TASK DIRECTIONS - Answer with one number: the count of lines in this material that hold the word "JSON".

THE RECORDS -

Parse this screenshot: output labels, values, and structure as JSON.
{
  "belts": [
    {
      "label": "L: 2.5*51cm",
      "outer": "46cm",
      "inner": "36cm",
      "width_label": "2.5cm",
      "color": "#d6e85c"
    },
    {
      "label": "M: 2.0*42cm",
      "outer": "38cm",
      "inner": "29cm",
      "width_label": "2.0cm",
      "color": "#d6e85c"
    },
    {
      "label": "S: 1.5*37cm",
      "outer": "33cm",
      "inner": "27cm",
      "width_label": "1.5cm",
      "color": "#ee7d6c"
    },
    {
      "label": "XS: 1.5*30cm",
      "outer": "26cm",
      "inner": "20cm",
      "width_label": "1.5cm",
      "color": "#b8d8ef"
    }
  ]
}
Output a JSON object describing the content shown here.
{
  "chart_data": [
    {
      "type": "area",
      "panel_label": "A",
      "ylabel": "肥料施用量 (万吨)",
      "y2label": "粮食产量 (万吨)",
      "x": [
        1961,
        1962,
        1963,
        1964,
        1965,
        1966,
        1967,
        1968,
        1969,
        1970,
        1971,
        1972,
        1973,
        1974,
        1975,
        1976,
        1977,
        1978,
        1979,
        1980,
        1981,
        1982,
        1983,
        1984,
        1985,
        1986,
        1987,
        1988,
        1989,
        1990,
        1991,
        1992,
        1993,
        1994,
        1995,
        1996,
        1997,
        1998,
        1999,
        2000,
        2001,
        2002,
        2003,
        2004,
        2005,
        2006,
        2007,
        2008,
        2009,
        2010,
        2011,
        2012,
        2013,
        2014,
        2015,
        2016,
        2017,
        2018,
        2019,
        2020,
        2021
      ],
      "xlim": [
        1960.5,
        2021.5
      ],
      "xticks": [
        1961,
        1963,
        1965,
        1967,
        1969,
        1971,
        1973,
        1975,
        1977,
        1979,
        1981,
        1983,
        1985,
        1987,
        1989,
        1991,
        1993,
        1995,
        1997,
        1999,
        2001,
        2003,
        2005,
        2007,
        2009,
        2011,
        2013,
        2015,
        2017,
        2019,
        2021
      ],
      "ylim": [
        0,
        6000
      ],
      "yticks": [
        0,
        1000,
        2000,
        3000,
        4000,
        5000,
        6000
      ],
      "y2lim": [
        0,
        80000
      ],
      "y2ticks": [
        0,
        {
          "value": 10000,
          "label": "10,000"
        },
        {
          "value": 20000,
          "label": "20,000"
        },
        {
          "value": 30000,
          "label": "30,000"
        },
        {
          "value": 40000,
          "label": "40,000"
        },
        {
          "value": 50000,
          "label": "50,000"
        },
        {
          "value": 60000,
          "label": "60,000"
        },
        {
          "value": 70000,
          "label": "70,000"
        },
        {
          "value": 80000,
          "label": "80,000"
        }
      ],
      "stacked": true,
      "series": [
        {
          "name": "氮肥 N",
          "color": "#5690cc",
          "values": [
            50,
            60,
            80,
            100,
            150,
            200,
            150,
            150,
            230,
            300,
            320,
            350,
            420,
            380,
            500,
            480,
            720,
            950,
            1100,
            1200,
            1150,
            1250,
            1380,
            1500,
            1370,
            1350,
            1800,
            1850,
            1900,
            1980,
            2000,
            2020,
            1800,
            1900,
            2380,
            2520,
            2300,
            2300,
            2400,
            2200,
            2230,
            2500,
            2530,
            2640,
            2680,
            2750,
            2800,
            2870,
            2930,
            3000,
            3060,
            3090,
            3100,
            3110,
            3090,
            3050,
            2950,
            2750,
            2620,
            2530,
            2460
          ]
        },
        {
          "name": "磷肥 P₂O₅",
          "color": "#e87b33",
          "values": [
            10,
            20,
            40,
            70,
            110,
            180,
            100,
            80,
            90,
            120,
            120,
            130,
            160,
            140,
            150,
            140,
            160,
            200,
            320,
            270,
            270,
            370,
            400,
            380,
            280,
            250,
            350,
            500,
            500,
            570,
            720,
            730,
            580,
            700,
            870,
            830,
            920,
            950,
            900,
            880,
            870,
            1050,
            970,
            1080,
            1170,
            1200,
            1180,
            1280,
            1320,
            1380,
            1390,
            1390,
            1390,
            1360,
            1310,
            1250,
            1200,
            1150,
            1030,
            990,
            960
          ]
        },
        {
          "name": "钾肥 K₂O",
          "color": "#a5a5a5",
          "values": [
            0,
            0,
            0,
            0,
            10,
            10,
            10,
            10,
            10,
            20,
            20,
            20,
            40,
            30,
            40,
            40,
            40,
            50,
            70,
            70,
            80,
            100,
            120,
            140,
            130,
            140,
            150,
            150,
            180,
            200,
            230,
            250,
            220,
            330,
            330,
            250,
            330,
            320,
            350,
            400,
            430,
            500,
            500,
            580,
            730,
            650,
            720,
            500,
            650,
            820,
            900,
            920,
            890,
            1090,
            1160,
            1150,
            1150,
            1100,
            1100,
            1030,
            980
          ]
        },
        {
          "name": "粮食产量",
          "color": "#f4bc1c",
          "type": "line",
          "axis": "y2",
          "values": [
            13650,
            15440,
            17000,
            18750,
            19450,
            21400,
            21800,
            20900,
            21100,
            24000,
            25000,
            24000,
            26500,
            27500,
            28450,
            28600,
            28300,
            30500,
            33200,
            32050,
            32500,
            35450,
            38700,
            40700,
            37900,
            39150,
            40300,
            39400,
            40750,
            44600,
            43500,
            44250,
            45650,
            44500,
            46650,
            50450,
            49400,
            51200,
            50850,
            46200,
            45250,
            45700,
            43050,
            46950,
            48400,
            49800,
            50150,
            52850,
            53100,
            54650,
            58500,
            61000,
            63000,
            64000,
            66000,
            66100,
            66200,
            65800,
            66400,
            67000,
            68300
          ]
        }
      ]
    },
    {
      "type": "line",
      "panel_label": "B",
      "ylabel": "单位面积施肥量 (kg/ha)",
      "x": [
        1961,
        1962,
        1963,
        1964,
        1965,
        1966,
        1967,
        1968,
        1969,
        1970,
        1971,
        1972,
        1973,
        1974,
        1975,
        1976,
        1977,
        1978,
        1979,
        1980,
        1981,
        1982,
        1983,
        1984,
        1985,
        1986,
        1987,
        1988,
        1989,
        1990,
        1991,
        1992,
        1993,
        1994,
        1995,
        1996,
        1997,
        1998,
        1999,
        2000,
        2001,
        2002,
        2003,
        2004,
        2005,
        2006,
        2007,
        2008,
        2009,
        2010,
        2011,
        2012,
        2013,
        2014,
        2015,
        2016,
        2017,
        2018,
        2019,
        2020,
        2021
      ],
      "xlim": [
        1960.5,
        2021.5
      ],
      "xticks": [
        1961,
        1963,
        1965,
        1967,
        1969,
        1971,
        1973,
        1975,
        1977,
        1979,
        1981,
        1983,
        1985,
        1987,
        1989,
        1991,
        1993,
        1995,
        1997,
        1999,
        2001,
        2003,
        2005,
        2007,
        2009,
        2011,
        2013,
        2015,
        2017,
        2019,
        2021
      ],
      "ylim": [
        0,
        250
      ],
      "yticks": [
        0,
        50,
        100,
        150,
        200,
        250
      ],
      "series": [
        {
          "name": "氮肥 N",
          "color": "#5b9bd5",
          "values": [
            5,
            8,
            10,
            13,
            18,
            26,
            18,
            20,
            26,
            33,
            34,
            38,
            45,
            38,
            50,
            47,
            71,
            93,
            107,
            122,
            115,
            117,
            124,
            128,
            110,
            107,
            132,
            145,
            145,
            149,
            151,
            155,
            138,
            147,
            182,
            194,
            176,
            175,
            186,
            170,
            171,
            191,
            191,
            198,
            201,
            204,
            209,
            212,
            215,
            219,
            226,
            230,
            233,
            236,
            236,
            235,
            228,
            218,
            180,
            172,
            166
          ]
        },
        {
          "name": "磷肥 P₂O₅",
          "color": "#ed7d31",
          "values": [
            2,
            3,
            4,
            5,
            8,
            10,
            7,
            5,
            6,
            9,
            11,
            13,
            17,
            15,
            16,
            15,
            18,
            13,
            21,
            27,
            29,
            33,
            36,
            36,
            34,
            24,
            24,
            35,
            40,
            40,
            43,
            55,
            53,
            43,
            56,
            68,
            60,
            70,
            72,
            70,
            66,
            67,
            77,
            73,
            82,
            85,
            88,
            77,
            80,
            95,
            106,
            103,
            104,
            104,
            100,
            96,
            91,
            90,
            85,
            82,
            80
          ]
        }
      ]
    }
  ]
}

EXPECTED ANSWER - 2